═══ DATASET CONTENT ═══

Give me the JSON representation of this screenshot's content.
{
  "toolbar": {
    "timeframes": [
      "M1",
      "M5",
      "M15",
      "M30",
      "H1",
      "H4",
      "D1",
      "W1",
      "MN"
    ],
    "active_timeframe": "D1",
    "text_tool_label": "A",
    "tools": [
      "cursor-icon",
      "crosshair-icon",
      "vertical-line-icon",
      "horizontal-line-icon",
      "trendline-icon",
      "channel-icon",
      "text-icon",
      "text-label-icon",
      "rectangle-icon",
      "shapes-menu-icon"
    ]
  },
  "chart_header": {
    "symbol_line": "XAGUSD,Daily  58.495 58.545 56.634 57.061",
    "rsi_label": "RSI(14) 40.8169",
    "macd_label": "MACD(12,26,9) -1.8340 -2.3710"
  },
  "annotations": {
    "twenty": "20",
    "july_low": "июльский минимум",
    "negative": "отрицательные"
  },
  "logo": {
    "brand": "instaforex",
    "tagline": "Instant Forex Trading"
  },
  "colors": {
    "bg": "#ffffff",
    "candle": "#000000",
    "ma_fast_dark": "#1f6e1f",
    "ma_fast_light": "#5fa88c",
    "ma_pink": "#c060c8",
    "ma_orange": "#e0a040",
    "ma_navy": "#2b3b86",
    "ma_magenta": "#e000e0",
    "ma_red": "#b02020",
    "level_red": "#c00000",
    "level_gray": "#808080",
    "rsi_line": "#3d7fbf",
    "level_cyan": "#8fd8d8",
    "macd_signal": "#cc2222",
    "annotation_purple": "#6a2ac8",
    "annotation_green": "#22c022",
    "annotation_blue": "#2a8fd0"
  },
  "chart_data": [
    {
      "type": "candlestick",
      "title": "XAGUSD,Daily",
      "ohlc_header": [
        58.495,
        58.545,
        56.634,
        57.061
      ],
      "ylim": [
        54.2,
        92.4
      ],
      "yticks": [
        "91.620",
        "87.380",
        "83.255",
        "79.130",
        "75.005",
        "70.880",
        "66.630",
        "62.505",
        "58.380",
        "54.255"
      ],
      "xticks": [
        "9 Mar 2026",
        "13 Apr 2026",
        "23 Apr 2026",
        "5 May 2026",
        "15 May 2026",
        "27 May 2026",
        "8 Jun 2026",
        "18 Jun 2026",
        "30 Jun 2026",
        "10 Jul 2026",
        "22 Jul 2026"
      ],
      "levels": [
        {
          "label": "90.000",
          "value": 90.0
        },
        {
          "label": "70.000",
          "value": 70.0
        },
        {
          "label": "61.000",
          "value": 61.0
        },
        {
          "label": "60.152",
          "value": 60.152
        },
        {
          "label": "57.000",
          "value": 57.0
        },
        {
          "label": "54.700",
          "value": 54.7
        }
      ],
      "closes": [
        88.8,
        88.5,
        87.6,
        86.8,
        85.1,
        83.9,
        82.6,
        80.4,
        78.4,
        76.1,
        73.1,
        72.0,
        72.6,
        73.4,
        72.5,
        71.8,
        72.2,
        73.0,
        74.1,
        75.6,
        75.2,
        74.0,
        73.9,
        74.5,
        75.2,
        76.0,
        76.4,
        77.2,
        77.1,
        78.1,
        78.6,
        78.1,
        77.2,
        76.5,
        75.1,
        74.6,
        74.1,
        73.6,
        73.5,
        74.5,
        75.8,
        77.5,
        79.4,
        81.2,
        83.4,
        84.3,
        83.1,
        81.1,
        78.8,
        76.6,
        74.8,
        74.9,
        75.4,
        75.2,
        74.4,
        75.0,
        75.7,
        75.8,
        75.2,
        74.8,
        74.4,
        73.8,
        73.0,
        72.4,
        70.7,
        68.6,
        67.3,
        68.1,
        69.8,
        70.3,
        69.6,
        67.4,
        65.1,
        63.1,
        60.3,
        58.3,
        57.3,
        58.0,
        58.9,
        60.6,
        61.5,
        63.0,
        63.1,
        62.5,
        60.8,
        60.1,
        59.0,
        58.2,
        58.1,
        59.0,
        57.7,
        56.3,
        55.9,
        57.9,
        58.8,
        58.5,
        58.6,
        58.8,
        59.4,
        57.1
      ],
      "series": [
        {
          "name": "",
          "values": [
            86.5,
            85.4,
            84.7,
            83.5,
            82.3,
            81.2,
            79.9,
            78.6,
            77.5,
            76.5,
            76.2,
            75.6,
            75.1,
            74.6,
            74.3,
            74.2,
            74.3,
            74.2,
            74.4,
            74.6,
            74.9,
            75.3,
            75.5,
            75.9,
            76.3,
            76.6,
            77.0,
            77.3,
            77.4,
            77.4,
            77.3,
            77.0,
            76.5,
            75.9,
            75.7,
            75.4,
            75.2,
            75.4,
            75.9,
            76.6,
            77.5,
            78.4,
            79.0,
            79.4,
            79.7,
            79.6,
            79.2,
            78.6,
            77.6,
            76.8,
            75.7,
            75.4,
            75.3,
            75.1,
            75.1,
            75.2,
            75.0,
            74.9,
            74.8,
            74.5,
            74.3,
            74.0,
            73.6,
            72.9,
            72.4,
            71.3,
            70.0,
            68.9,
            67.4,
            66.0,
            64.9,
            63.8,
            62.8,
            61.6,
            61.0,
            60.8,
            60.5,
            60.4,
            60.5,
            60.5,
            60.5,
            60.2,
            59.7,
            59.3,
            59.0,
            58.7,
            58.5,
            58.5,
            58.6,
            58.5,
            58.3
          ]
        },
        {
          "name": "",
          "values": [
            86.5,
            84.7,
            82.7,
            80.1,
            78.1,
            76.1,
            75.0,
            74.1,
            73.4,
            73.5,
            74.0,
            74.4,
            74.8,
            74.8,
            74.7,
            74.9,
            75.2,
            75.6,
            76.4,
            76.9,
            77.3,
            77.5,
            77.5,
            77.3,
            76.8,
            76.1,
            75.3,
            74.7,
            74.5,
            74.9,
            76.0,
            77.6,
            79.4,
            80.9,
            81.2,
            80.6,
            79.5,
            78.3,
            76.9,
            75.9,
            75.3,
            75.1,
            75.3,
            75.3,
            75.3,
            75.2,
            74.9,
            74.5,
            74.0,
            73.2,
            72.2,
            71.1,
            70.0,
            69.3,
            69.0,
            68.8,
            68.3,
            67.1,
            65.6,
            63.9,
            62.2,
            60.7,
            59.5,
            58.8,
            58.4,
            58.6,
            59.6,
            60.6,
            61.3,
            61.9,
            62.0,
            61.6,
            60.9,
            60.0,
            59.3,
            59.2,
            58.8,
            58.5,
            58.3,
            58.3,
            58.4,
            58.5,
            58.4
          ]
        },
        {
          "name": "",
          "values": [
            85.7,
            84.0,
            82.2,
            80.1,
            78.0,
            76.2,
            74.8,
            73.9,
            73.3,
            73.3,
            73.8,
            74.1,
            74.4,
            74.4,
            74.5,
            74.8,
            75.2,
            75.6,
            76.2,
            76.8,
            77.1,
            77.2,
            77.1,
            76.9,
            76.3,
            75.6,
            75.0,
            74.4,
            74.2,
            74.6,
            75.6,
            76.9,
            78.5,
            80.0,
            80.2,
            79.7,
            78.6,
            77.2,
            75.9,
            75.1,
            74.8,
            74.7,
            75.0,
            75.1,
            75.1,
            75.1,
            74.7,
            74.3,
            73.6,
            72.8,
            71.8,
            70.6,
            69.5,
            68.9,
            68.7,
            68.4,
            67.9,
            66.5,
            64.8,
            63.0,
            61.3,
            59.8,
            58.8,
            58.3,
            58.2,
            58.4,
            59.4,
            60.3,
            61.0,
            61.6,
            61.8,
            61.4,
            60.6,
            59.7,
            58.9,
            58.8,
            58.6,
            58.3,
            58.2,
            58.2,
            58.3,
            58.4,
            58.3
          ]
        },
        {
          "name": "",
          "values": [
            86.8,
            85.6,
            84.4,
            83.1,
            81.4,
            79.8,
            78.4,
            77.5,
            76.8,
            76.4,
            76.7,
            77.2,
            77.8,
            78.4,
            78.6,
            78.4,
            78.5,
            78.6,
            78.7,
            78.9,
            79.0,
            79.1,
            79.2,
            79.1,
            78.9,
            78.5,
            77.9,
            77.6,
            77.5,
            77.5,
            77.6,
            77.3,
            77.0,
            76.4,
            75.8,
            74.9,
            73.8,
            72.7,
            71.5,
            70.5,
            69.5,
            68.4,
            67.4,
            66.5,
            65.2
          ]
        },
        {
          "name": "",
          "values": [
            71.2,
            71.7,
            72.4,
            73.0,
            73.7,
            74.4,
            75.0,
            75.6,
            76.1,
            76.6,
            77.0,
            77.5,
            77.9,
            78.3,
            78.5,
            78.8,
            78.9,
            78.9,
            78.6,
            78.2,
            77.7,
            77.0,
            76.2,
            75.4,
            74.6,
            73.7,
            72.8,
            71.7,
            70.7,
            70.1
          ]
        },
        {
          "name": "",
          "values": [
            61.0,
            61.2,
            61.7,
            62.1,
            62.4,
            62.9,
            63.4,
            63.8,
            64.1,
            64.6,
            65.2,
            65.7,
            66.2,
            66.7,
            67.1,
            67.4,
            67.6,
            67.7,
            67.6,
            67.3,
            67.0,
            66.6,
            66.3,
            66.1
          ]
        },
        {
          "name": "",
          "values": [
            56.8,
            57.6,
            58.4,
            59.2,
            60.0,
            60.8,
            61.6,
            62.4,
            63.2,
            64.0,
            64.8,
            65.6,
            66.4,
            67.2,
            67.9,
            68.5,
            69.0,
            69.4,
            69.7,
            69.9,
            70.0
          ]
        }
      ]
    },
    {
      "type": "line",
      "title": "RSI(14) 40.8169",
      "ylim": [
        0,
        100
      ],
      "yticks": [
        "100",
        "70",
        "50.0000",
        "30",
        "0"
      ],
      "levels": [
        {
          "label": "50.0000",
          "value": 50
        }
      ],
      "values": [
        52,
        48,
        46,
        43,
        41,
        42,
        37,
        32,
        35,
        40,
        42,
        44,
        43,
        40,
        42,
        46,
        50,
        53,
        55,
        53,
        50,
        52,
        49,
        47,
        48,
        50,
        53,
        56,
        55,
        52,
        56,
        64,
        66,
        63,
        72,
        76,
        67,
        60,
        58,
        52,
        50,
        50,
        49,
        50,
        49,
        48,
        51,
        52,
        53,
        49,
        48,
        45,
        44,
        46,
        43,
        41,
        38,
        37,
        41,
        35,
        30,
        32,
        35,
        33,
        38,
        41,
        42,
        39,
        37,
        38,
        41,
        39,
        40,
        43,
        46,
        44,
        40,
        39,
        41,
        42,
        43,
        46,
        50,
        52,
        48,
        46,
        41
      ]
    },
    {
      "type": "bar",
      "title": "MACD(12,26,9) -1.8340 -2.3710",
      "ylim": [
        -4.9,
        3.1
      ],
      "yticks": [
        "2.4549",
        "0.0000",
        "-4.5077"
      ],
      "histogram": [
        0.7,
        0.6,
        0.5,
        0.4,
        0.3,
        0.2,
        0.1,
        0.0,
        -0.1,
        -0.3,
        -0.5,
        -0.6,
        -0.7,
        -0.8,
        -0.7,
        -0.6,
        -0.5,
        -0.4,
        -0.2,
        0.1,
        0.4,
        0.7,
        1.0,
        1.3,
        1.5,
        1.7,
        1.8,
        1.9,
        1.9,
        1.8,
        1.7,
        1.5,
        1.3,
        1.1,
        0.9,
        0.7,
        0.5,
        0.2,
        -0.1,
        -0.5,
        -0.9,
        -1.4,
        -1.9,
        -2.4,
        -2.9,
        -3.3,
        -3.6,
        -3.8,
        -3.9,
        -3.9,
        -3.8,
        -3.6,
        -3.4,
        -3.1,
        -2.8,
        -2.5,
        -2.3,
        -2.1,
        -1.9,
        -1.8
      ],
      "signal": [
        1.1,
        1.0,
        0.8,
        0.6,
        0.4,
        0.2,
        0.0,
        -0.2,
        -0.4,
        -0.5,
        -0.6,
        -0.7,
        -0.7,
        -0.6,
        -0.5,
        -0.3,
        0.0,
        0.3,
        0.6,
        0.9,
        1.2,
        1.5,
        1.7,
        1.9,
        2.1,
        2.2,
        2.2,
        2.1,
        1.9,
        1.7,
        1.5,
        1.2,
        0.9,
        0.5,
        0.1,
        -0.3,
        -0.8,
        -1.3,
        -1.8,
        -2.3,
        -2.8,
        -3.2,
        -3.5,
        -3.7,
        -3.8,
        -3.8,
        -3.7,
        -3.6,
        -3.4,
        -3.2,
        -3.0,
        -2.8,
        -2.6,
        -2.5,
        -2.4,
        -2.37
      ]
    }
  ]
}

═══

## WRITTEN PROBLEM
Copy out each line of the data where the string "type" appears.

## THE RESPONSE
      "type": "candlestick",
      "type": "line",
      "type": "bar",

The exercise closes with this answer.